- _Instruction_:
What is the number of lines that include the word "timestamp"? Provide only that figure.

Collected data
####
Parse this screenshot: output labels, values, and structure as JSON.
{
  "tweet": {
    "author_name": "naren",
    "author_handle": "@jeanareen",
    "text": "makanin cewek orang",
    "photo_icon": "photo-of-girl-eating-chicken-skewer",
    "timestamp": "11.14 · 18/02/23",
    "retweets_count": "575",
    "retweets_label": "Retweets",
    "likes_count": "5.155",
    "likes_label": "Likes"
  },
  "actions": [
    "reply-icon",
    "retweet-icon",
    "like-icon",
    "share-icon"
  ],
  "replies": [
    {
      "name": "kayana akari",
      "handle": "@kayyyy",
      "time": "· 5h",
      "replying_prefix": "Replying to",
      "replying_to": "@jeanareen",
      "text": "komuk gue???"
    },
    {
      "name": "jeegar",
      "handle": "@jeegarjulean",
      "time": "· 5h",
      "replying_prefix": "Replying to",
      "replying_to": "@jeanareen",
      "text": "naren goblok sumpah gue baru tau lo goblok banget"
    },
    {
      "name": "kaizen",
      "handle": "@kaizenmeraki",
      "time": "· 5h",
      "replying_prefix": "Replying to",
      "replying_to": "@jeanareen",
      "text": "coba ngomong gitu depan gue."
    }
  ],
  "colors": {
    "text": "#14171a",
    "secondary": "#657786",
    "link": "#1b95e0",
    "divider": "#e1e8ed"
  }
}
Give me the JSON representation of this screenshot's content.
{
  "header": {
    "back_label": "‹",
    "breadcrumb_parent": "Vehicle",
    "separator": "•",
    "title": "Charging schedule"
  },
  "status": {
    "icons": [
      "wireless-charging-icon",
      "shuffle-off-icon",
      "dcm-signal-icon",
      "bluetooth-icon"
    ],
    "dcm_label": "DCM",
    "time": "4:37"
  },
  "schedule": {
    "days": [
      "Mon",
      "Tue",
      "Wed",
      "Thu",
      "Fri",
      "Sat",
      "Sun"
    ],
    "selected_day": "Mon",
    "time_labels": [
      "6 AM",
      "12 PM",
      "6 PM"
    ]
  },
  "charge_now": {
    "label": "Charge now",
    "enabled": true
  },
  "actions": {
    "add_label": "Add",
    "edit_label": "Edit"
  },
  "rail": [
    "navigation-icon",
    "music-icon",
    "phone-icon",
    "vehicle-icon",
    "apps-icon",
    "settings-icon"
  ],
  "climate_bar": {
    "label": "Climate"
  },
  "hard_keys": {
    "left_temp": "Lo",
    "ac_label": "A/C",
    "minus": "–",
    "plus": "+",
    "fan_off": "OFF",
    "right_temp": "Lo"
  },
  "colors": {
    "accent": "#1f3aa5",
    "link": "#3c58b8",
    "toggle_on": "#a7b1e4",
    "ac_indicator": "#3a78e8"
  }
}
####
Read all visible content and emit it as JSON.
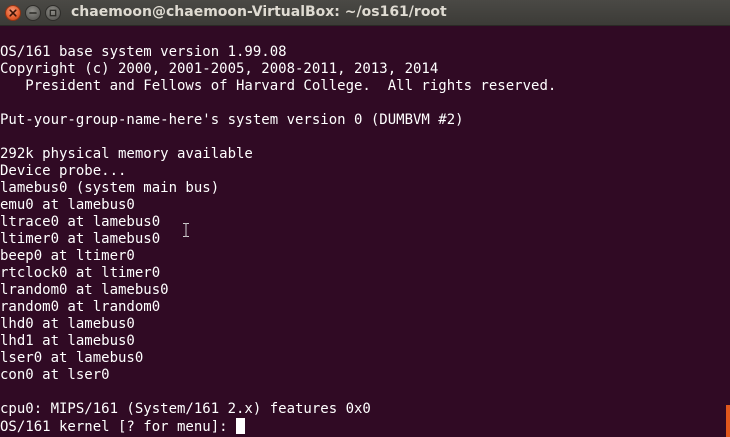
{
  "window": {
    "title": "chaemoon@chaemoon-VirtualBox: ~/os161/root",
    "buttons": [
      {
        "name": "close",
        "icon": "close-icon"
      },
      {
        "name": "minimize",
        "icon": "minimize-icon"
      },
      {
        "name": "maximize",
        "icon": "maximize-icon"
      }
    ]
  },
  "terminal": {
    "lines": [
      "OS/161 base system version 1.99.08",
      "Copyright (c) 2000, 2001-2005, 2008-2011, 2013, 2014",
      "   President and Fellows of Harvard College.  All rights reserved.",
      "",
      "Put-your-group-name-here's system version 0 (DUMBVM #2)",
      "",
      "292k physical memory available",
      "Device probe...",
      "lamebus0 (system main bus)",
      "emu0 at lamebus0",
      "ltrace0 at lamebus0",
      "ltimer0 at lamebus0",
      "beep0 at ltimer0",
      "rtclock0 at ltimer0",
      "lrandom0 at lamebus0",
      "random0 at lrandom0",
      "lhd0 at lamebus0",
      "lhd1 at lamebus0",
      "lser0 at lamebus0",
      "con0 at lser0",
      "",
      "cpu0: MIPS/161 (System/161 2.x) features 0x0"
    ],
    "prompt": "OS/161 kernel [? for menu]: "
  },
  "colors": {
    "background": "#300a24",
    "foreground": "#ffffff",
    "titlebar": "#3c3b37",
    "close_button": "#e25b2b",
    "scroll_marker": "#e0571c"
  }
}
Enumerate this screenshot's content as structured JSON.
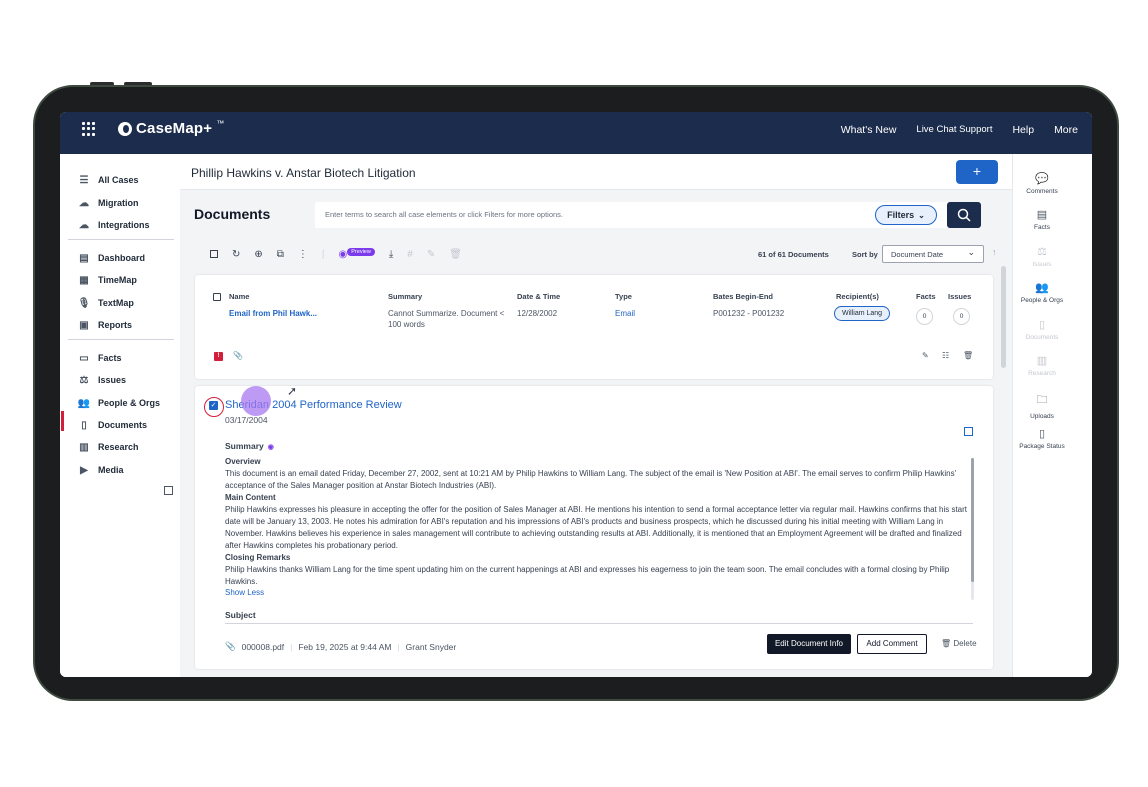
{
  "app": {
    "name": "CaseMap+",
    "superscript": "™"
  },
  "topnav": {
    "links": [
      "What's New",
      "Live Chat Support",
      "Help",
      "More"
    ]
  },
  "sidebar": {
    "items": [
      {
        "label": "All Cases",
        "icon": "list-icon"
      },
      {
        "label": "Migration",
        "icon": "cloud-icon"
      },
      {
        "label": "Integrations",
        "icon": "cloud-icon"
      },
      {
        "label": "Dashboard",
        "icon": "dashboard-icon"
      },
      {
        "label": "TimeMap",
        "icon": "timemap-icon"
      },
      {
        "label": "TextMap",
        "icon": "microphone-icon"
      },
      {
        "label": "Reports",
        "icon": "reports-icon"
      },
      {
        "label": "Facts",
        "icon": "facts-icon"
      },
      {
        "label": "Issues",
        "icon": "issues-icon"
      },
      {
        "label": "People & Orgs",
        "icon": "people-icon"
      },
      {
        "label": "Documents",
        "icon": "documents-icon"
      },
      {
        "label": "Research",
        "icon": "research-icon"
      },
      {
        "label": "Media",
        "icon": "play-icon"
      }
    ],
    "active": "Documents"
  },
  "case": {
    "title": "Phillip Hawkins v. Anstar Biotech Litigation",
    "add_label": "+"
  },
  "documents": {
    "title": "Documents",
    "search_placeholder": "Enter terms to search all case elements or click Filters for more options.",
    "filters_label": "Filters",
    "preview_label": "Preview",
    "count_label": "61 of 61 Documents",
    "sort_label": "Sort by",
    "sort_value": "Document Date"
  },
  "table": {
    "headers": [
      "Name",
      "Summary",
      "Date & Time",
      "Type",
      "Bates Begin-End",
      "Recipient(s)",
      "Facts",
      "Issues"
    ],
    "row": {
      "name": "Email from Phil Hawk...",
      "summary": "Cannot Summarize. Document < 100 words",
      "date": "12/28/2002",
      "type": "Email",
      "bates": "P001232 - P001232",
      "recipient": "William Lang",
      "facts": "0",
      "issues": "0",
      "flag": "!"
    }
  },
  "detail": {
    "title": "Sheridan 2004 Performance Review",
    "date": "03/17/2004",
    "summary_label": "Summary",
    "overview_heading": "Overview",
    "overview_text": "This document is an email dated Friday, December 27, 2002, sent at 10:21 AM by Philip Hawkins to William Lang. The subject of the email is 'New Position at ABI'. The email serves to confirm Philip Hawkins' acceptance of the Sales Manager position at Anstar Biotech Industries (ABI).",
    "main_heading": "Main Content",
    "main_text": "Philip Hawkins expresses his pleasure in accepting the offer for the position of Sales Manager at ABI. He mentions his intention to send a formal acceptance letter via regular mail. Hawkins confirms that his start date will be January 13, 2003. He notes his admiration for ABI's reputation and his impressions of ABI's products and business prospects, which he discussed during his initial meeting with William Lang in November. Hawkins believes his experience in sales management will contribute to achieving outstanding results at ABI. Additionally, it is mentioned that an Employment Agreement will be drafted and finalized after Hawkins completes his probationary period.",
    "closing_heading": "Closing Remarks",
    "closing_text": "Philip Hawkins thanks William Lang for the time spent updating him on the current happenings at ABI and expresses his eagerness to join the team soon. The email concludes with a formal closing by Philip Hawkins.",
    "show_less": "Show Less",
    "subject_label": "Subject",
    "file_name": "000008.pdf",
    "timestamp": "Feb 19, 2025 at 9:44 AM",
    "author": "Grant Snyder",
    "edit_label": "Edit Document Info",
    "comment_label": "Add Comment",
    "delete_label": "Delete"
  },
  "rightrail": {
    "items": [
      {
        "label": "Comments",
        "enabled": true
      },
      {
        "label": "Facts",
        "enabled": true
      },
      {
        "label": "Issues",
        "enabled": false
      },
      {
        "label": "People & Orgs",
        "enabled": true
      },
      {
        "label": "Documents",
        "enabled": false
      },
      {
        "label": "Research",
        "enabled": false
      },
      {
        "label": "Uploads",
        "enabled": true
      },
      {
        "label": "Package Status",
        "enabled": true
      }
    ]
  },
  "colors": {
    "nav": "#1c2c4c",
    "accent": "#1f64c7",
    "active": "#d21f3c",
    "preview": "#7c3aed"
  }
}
####
- _Task result_:
2